[Raw records]

** Begin **

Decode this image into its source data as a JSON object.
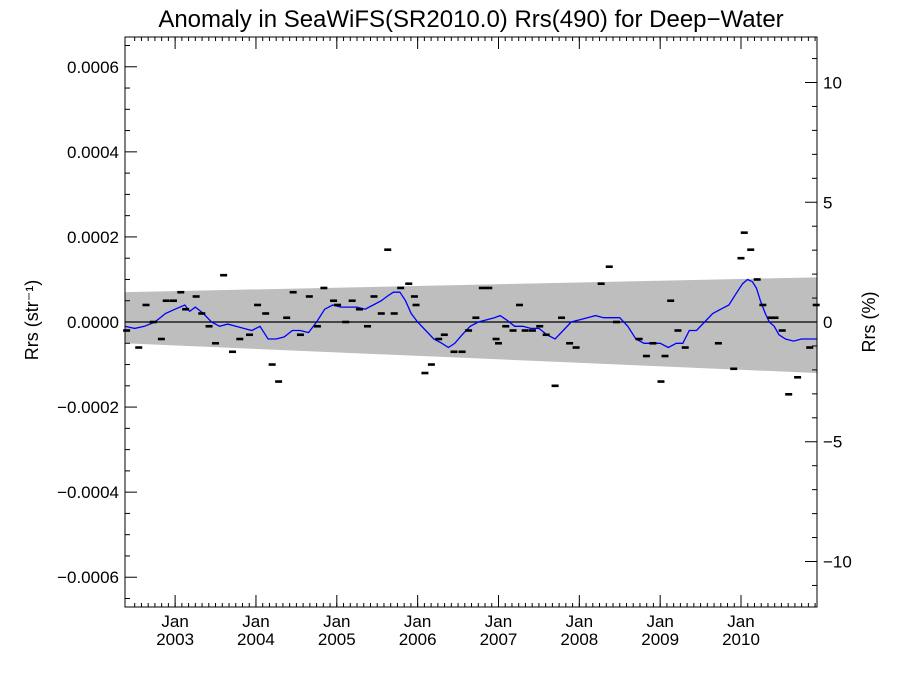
{
  "chart_data": {
    "type": "scatter",
    "title": "Anomaly in SeaWiFS(SR2010.0) Rrs(490) for Deep−Water",
    "ylabel_left": "Rrs (str⁻¹)",
    "ylabel_right": "Rrs (%)",
    "xlim": [
      2002.38,
      2010.94
    ],
    "ylim_left": [
      -0.00067,
      0.00067
    ],
    "ylim_right": [
      -11.9,
      11.9
    ],
    "left_ticks": [
      {
        "value": 0.0006,
        "label": "0.0006"
      },
      {
        "value": 0.0004,
        "label": "0.0004"
      },
      {
        "value": 0.0002,
        "label": "0.0002"
      },
      {
        "value": 0.0,
        "label": "0.0000"
      },
      {
        "value": -0.0002,
        "label": "−0.0002"
      },
      {
        "value": -0.0004,
        "label": "−0.0004"
      },
      {
        "value": -0.0006,
        "label": "−0.0006"
      }
    ],
    "right_ticks": [
      {
        "value": 10,
        "label": "10"
      },
      {
        "value": 5,
        "label": "5"
      },
      {
        "value": 0,
        "label": "0"
      },
      {
        "value": -5,
        "label": "−5"
      },
      {
        "value": -10,
        "label": "−10"
      }
    ],
    "x_ticks": [
      {
        "value": 2003.0,
        "month": "Jan",
        "year": "2003"
      },
      {
        "value": 2004.0,
        "month": "Jan",
        "year": "2004"
      },
      {
        "value": 2005.0,
        "month": "Jan",
        "year": "2005"
      },
      {
        "value": 2006.0,
        "month": "Jan",
        "year": "2006"
      },
      {
        "value": 2007.0,
        "month": "Jan",
        "year": "2007"
      },
      {
        "value": 2008.0,
        "month": "Jan",
        "year": "2008"
      },
      {
        "value": 2009.0,
        "month": "Jan",
        "year": "2009"
      },
      {
        "value": 2010.0,
        "month": "Jan",
        "year": "2010"
      }
    ],
    "band": {
      "x": [
        2002.38,
        2010.94
      ],
      "upper": [
        7e-05,
        0.000105
      ],
      "lower": [
        -5e-05,
        -0.00012
      ]
    },
    "points": [
      {
        "x": 2002.4,
        "y": -2e-05
      },
      {
        "x": 2002.55,
        "y": -6e-05
      },
      {
        "x": 2002.64,
        "y": 4e-05
      },
      {
        "x": 2002.73,
        "y": 0.0
      },
      {
        "x": 2002.83,
        "y": -4e-05
      },
      {
        "x": 2002.89,
        "y": 5e-05
      },
      {
        "x": 2002.98,
        "y": 5e-05
      },
      {
        "x": 2003.07,
        "y": 7e-05
      },
      {
        "x": 2003.13,
        "y": 3e-05
      },
      {
        "x": 2003.26,
        "y": 6e-05
      },
      {
        "x": 2003.33,
        "y": 2e-05
      },
      {
        "x": 2003.42,
        "y": -1e-05
      },
      {
        "x": 2003.5,
        "y": -5e-05
      },
      {
        "x": 2003.6,
        "y": 0.00011
      },
      {
        "x": 2003.71,
        "y": -7e-05
      },
      {
        "x": 2003.8,
        "y": -4e-05
      },
      {
        "x": 2003.92,
        "y": -3e-05
      },
      {
        "x": 2004.02,
        "y": 4e-05
      },
      {
        "x": 2004.12,
        "y": 2e-05
      },
      {
        "x": 2004.2,
        "y": -0.0001
      },
      {
        "x": 2004.28,
        "y": -0.00014
      },
      {
        "x": 2004.38,
        "y": 1e-05
      },
      {
        "x": 2004.46,
        "y": 7e-05
      },
      {
        "x": 2004.55,
        "y": -3e-05
      },
      {
        "x": 2004.66,
        "y": 6e-05
      },
      {
        "x": 2004.76,
        "y": -1e-05
      },
      {
        "x": 2004.84,
        "y": 8e-05
      },
      {
        "x": 2004.96,
        "y": 5e-05
      },
      {
        "x": 2005.01,
        "y": 4e-05
      },
      {
        "x": 2005.11,
        "y": 0.0
      },
      {
        "x": 2005.19,
        "y": 5e-05
      },
      {
        "x": 2005.28,
        "y": 3e-05
      },
      {
        "x": 2005.38,
        "y": -1e-05
      },
      {
        "x": 2005.46,
        "y": 6e-05
      },
      {
        "x": 2005.55,
        "y": 2e-05
      },
      {
        "x": 2005.63,
        "y": 0.00017
      },
      {
        "x": 2005.71,
        "y": 2e-05
      },
      {
        "x": 2005.79,
        "y": 8e-05
      },
      {
        "x": 2005.89,
        "y": 9e-05
      },
      {
        "x": 2005.96,
        "y": 6e-05
      },
      {
        "x": 2005.98,
        "y": 4e-05
      },
      {
        "x": 2006.09,
        "y": -0.00012
      },
      {
        "x": 2006.17,
        "y": -0.0001
      },
      {
        "x": 2006.26,
        "y": -4e-05
      },
      {
        "x": 2006.33,
        "y": -3e-05
      },
      {
        "x": 2006.45,
        "y": -7e-05
      },
      {
        "x": 2006.55,
        "y": -7e-05
      },
      {
        "x": 2006.63,
        "y": -2e-05
      },
      {
        "x": 2006.72,
        "y": 1e-05
      },
      {
        "x": 2006.8,
        "y": 8e-05
      },
      {
        "x": 2006.88,
        "y": 8e-05
      },
      {
        "x": 2006.97,
        "y": -4e-05
      },
      {
        "x": 2007.0,
        "y": -5e-05
      },
      {
        "x": 2007.09,
        "y": -1e-05
      },
      {
        "x": 2007.18,
        "y": -2e-05
      },
      {
        "x": 2007.26,
        "y": 4e-05
      },
      {
        "x": 2007.33,
        "y": -2e-05
      },
      {
        "x": 2007.42,
        "y": -2e-05
      },
      {
        "x": 2007.51,
        "y": -1e-05
      },
      {
        "x": 2007.59,
        "y": -3e-05
      },
      {
        "x": 2007.7,
        "y": -0.00015
      },
      {
        "x": 2007.78,
        "y": 1e-05
      },
      {
        "x": 2007.88,
        "y": -5e-05
      },
      {
        "x": 2007.96,
        "y": -6e-05
      },
      {
        "x": 2008.27,
        "y": 9e-05
      },
      {
        "x": 2008.37,
        "y": 0.00013
      },
      {
        "x": 2008.46,
        "y": 0.0
      },
      {
        "x": 2008.74,
        "y": -4e-05
      },
      {
        "x": 2008.83,
        "y": -8e-05
      },
      {
        "x": 2008.91,
        "y": -5e-05
      },
      {
        "x": 2009.01,
        "y": -0.00014
      },
      {
        "x": 2009.06,
        "y": -8e-05
      },
      {
        "x": 2009.13,
        "y": 5e-05
      },
      {
        "x": 2009.22,
        "y": -2e-05
      },
      {
        "x": 2009.31,
        "y": -6e-05
      },
      {
        "x": 2009.72,
        "y": -5e-05
      },
      {
        "x": 2009.91,
        "y": -0.00011
      },
      {
        "x": 2010.0,
        "y": 0.00015
      },
      {
        "x": 2010.04,
        "y": 0.00021
      },
      {
        "x": 2010.12,
        "y": 0.00017
      },
      {
        "x": 2010.2,
        "y": 0.0001
      },
      {
        "x": 2010.27,
        "y": 4e-05
      },
      {
        "x": 2010.37,
        "y": 1e-05
      },
      {
        "x": 2010.42,
        "y": 1e-05
      },
      {
        "x": 2010.51,
        "y": -2e-05
      },
      {
        "x": 2010.59,
        "y": -0.00017
      },
      {
        "x": 2010.7,
        "y": -0.00013
      },
      {
        "x": 2010.85,
        "y": -6e-05
      },
      {
        "x": 2010.93,
        "y": 4e-05
      }
    ],
    "smooth_line": {
      "color": "#0000ff",
      "x": [
        2002.38,
        2002.5,
        2002.62,
        2002.75,
        2002.88,
        2003.0,
        2003.12,
        2003.18,
        2003.25,
        2003.35,
        2003.45,
        2003.55,
        2003.65,
        2003.75,
        2003.85,
        2003.95,
        2004.05,
        2004.15,
        2004.25,
        2004.35,
        2004.45,
        2004.55,
        2004.65,
        2004.75,
        2004.85,
        2004.95,
        2005.05,
        2005.15,
        2005.25,
        2005.35,
        2005.45,
        2005.55,
        2005.62,
        2005.7,
        2005.78,
        2005.85,
        2005.92,
        2006.0,
        2006.1,
        2006.2,
        2006.3,
        2006.38,
        2006.46,
        2006.55,
        2006.65,
        2006.75,
        2006.85,
        2006.95,
        2007.02,
        2007.1,
        2007.2,
        2007.3,
        2007.4,
        2007.5,
        2007.6,
        2007.7,
        2007.8,
        2007.9,
        2008.0,
        2008.1,
        2008.2,
        2008.3,
        2008.4,
        2008.5,
        2008.6,
        2008.7,
        2008.8,
        2008.9,
        2009.0,
        2009.1,
        2009.2,
        2009.28,
        2009.36,
        2009.45,
        2009.55,
        2009.65,
        2009.75,
        2009.85,
        2009.95,
        2010.02,
        2010.08,
        2010.14,
        2010.19,
        2010.24,
        2010.3,
        2010.35,
        2010.41,
        2010.47,
        2010.55,
        2010.65,
        2010.75,
        2010.85,
        2010.94
      ],
      "y": [
        -1e-05,
        -1.5e-05,
        -1e-05,
        0.0,
        2e-05,
        3e-05,
        4e-05,
        2.5e-05,
        3.5e-05,
        2e-05,
        0.0,
        -1e-05,
        -5e-06,
        -1e-05,
        -1.5e-05,
        -2e-05,
        -1e-05,
        -4e-05,
        -4e-05,
        -3.5e-05,
        -2e-05,
        -2e-05,
        -2.5e-05,
        0.0,
        3e-05,
        4e-05,
        3.5e-05,
        3.5e-05,
        3.5e-05,
        3e-05,
        4e-05,
        5e-05,
        6e-05,
        7e-05,
        7e-05,
        5e-05,
        2e-05,
        0.0,
        -2e-05,
        -4e-05,
        -5e-05,
        -6e-05,
        -5e-05,
        -3e-05,
        -1e-05,
        0.0,
        5e-06,
        1e-05,
        1.5e-05,
        5e-06,
        -1e-05,
        -1e-05,
        -1.5e-05,
        -1.5e-05,
        -3e-05,
        -4e-05,
        -2e-05,
        0.0,
        5e-06,
        1e-05,
        1.5e-05,
        1e-05,
        1e-05,
        1e-05,
        -1e-05,
        -4e-05,
        -5e-05,
        -5e-05,
        -5e-05,
        -6e-05,
        -5e-05,
        -5e-05,
        -2e-05,
        -2e-05,
        0.0,
        2e-05,
        3e-05,
        4e-05,
        7e-05,
        9e-05,
        0.0001,
        9.5e-05,
        8e-05,
        5e-05,
        2e-05,
        0.0,
        -1e-05,
        -3e-05,
        -4e-05,
        -4.5e-05,
        -4e-05,
        -4e-05,
        -4e-05
      ]
    }
  }
}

** End **

From the listing above, return each line with the word "year".

        "year": "2003"
        "year": "2004"
        "year": "2005"
        "year": "2006"
        "year": "2007"
        "year": "2008"
        "year": "2009"
        "year": "2010"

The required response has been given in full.